### EXERCISE
Lift out each line of the data that holds "sottocutanea".
[start]
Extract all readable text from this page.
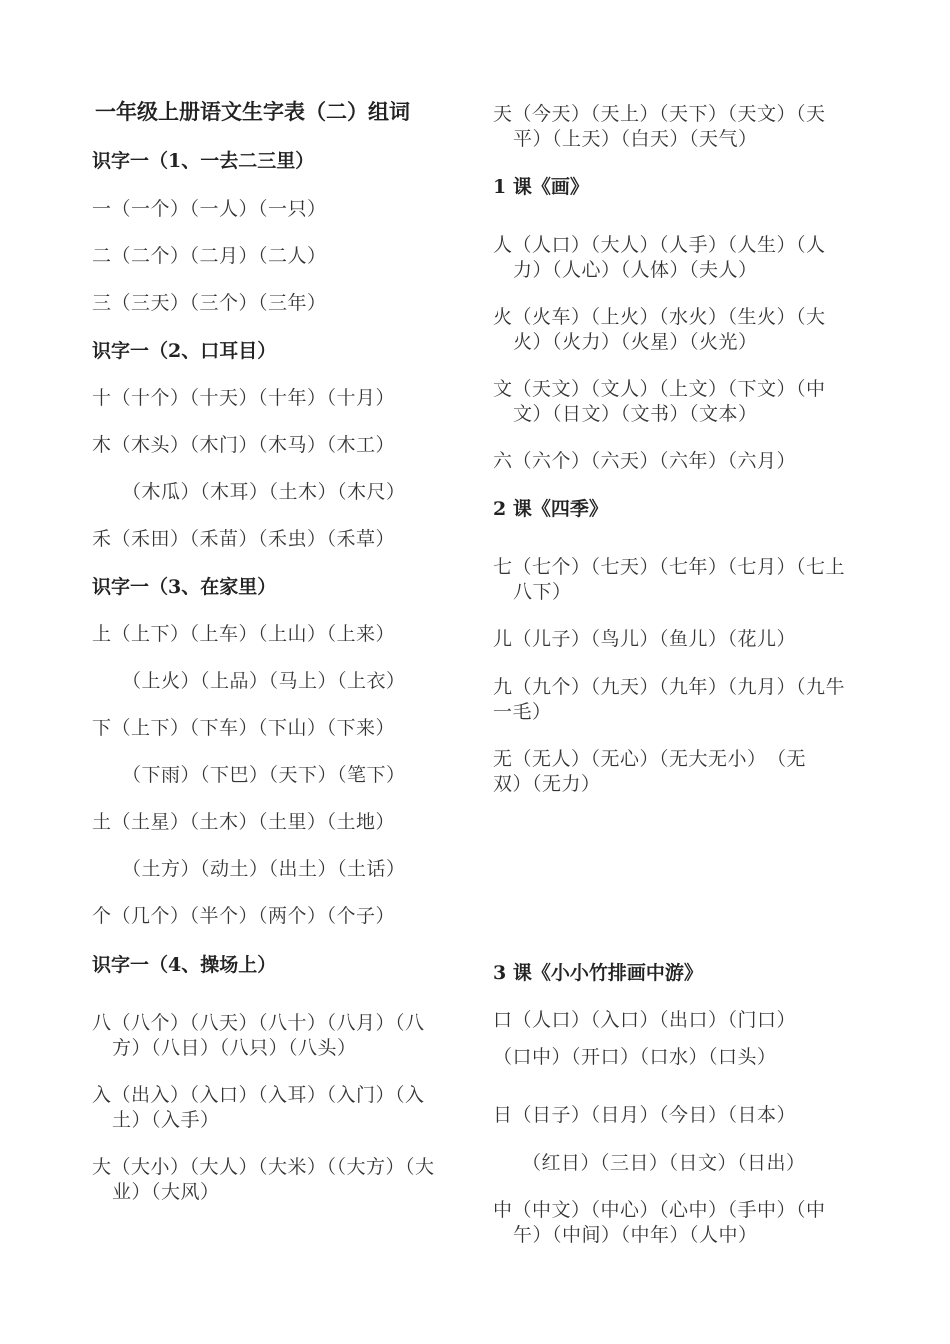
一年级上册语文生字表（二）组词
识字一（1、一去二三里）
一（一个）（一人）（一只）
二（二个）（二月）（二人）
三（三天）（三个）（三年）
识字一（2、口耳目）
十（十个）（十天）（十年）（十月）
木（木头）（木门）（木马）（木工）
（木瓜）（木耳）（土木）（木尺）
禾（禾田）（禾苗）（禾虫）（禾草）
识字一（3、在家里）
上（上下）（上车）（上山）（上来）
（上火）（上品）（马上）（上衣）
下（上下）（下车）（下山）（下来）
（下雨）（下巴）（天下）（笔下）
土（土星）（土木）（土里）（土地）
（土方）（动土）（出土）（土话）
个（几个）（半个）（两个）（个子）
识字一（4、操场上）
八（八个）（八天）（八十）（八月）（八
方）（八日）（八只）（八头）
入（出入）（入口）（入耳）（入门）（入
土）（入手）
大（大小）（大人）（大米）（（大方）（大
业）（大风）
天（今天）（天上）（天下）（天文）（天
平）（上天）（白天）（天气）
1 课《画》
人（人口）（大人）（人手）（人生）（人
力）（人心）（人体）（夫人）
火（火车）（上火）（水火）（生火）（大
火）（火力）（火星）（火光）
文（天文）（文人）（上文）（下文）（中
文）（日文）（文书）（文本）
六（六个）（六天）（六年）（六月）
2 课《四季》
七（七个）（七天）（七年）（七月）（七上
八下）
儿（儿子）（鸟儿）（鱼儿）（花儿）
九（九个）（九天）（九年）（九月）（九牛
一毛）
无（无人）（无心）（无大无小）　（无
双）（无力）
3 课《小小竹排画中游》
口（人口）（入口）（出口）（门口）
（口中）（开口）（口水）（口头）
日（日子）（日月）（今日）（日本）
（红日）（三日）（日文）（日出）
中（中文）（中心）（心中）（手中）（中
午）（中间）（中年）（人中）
[end]
[start]
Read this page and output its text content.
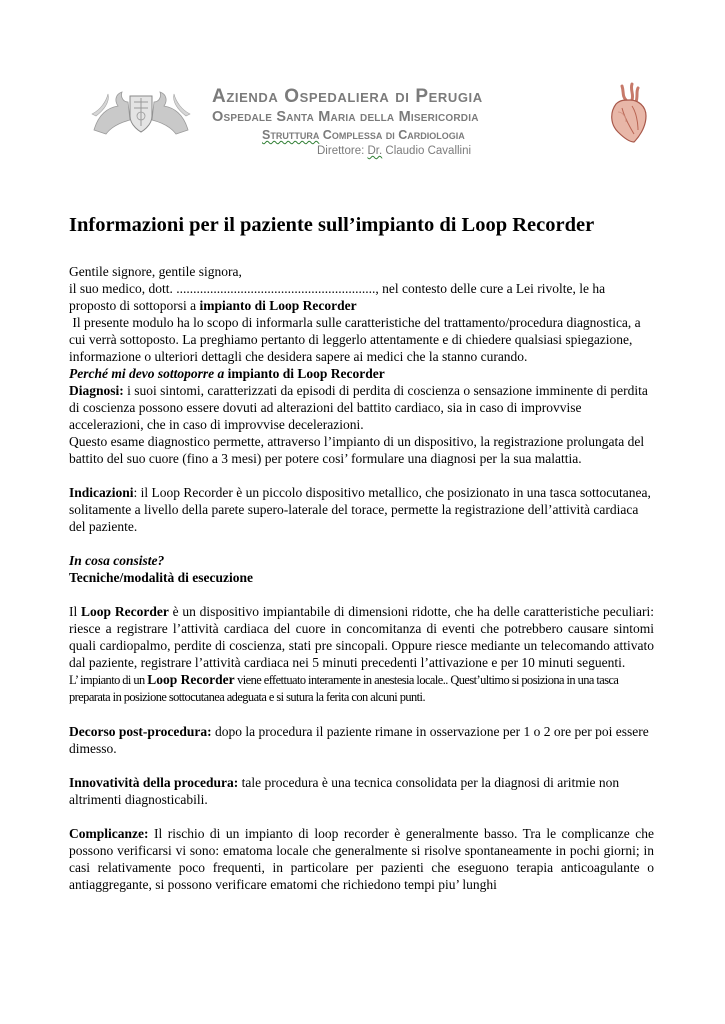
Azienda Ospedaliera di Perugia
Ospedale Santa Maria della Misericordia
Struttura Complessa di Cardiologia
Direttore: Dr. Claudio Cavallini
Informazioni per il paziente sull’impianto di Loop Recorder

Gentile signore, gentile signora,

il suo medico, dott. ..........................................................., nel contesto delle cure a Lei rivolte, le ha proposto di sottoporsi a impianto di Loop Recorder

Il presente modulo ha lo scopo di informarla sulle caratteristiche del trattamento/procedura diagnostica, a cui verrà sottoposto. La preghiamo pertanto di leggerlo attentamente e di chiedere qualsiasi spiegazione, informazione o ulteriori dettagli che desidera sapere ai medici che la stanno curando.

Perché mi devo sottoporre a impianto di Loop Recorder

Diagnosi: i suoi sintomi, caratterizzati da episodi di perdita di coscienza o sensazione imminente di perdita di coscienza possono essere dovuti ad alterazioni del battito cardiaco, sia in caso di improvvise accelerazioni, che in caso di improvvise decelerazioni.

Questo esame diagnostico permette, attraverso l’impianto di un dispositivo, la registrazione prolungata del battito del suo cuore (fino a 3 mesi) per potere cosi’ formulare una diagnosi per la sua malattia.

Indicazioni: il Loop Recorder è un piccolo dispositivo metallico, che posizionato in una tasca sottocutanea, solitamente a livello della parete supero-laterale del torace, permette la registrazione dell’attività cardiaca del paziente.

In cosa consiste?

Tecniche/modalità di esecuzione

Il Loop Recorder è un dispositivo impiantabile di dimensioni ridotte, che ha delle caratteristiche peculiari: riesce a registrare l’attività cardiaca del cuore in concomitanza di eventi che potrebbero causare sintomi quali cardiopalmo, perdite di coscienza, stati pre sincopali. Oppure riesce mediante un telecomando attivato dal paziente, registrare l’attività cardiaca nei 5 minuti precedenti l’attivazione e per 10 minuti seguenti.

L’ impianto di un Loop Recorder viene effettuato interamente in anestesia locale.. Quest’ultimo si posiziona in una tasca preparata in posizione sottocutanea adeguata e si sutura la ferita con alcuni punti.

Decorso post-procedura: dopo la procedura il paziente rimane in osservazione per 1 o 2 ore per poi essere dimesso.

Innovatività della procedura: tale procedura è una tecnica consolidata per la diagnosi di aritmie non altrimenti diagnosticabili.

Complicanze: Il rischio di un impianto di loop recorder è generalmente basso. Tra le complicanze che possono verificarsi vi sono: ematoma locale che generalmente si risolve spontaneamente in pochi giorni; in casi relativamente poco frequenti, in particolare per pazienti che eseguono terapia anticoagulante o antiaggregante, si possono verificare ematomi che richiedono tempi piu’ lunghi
[end]
### OUTPUT BELOW
Indicazioni: il Loop Recorder è un piccolo dispositivo metallico, che posizionato in una tasca sottocutanea, solitamente a livello della parete supero-laterale del torace, permette la registrazione dell’attività cardiaca del paziente.
L’ impianto di un Loop Recorder viene effettuato interamente in anestesia locale.. Quest’ultimo si posiziona in una tasca preparata in posizione sottocutanea adeguata e si sutura la ferita con alcuni punti.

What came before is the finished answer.